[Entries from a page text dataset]

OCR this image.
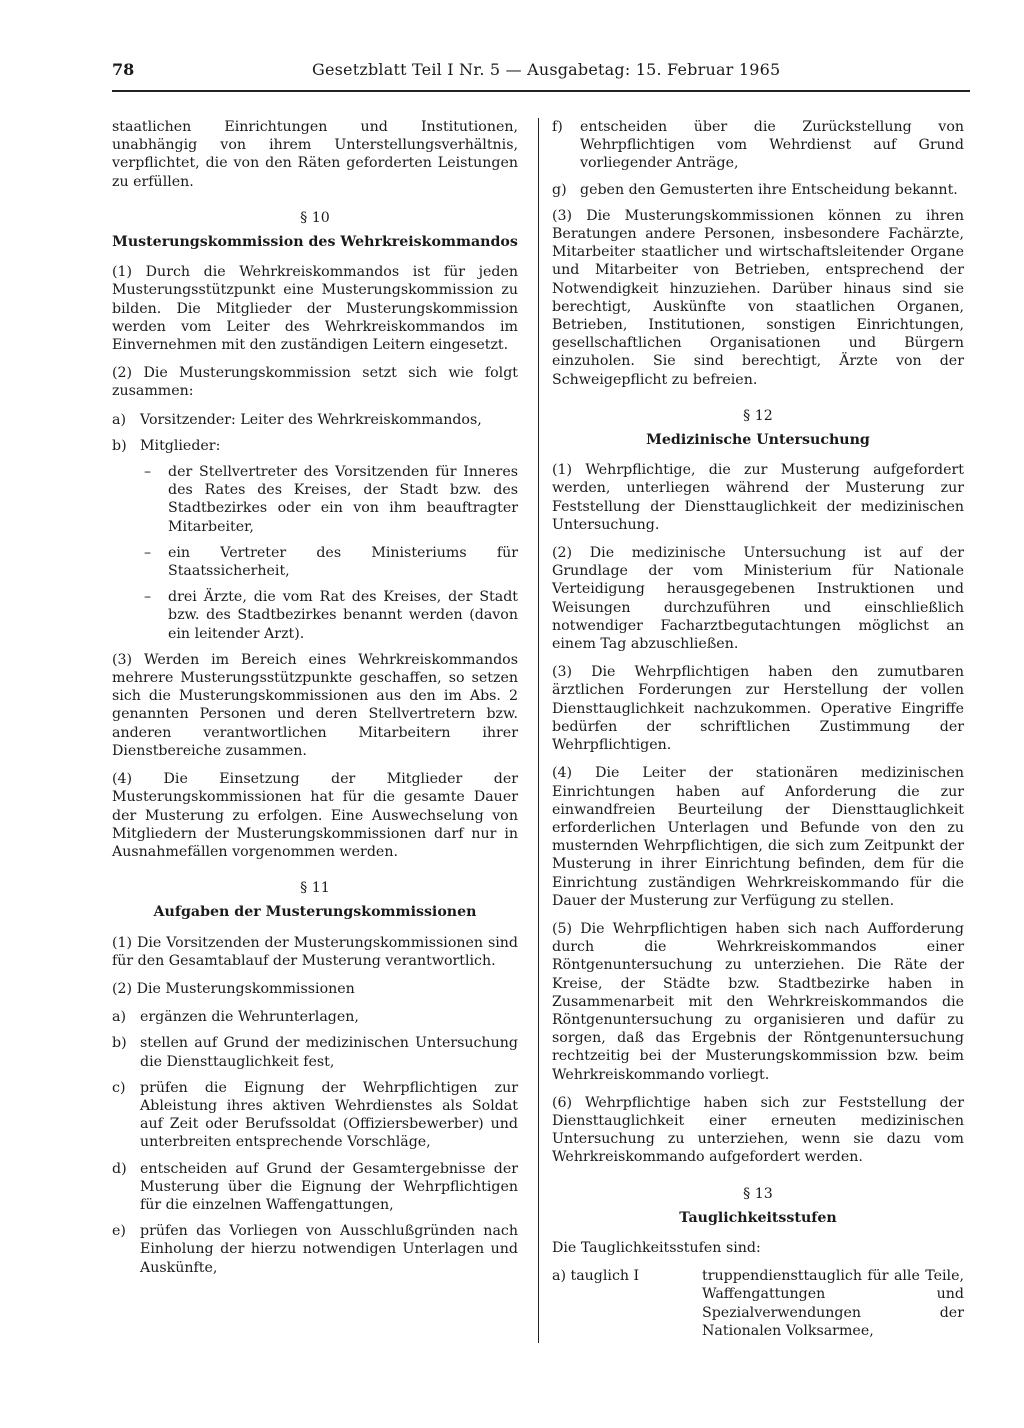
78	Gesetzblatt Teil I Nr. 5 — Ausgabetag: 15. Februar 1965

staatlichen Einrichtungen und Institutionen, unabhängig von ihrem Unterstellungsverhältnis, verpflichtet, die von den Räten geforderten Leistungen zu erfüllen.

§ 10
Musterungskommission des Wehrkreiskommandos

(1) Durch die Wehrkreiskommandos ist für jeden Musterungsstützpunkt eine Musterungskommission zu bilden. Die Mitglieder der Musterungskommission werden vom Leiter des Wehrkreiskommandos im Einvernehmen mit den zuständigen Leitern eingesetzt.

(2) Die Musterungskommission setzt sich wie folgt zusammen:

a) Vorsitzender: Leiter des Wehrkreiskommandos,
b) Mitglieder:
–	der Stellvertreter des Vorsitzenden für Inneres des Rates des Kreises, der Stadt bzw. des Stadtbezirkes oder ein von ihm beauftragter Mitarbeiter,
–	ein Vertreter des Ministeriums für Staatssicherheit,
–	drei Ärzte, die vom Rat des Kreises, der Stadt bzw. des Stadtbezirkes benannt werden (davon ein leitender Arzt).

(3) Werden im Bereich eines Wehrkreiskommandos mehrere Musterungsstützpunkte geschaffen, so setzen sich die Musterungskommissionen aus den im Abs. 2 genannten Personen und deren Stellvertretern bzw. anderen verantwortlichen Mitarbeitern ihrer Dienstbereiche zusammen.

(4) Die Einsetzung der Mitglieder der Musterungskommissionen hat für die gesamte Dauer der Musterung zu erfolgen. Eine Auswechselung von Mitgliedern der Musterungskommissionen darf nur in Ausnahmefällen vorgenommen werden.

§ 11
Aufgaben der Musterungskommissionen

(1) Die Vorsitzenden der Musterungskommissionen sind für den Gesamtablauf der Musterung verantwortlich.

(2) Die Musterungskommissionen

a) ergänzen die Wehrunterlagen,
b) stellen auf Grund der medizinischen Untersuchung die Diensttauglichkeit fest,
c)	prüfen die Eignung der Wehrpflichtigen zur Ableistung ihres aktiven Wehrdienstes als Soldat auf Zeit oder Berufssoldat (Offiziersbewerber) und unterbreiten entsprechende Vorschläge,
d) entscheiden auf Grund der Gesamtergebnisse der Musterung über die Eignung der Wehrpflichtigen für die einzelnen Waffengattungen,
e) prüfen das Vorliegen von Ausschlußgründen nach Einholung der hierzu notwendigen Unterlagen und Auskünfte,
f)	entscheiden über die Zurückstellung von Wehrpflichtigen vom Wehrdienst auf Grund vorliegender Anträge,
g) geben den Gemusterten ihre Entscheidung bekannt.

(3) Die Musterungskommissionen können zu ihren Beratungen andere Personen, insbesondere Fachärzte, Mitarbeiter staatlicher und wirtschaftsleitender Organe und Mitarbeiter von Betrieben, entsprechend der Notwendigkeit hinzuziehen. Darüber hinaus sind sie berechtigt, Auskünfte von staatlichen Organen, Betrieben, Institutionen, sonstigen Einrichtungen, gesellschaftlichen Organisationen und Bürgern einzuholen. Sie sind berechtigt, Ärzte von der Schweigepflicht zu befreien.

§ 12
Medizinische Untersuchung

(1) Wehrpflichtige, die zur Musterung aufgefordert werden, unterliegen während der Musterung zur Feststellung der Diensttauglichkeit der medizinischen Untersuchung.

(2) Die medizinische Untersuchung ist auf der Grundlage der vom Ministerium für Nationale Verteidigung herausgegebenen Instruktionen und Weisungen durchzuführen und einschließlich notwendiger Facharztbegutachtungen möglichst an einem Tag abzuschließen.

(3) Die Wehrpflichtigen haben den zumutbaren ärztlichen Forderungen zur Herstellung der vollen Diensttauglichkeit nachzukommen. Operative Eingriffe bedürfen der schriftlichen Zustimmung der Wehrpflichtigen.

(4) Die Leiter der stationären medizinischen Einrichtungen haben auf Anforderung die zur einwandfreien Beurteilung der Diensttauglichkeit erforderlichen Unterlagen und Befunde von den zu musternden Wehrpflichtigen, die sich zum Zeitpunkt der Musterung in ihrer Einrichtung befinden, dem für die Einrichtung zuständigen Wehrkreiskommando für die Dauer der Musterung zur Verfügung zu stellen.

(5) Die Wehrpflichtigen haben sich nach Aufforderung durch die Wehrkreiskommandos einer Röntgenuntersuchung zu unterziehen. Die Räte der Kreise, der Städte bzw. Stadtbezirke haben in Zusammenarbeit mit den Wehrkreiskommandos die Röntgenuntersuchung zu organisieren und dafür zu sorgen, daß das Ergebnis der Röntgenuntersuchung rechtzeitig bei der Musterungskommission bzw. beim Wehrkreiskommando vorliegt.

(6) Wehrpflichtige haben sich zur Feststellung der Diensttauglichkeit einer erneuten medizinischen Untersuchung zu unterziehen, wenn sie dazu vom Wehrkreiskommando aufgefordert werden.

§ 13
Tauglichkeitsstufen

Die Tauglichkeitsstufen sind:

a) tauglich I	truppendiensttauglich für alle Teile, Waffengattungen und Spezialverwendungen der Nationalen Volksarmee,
==
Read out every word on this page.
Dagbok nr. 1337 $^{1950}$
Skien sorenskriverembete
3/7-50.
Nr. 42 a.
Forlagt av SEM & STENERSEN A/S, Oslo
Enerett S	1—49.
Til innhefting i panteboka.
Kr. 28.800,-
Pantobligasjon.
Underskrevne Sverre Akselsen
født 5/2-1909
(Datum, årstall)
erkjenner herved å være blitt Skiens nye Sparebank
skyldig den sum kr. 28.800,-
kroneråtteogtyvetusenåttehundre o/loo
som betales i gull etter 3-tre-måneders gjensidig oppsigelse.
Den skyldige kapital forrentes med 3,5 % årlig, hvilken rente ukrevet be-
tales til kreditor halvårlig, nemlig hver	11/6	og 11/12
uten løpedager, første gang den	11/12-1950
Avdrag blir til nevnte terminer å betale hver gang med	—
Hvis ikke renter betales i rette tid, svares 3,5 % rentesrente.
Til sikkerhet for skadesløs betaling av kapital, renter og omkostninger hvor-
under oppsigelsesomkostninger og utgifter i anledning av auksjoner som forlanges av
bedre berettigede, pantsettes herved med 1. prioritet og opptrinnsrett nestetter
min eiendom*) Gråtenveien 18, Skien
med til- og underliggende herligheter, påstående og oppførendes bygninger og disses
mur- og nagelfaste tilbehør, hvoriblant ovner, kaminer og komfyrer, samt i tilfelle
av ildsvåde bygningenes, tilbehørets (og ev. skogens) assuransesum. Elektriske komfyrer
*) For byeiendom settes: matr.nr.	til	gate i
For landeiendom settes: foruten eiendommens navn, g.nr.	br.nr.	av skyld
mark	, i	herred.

**WORK INSTRUCTION:**
Copy out each line of the entries where the word "aufgefordert" is found.

**PROBLEM SOLUTION:**
(1) Wehrpflichtige, die zur Musterung aufgefordert werden, unterliegen während der Musterung zur Feststellung der Diensttauglichkeit der medizinischen Untersuchung.
(6) Wehrpflichtige haben sich zur Feststellung der Diensttauglichkeit einer erneuten medizinischen Untersuchung zu unterziehen, wenn sie dazu vom Wehrkreiskommando aufgefordert werden.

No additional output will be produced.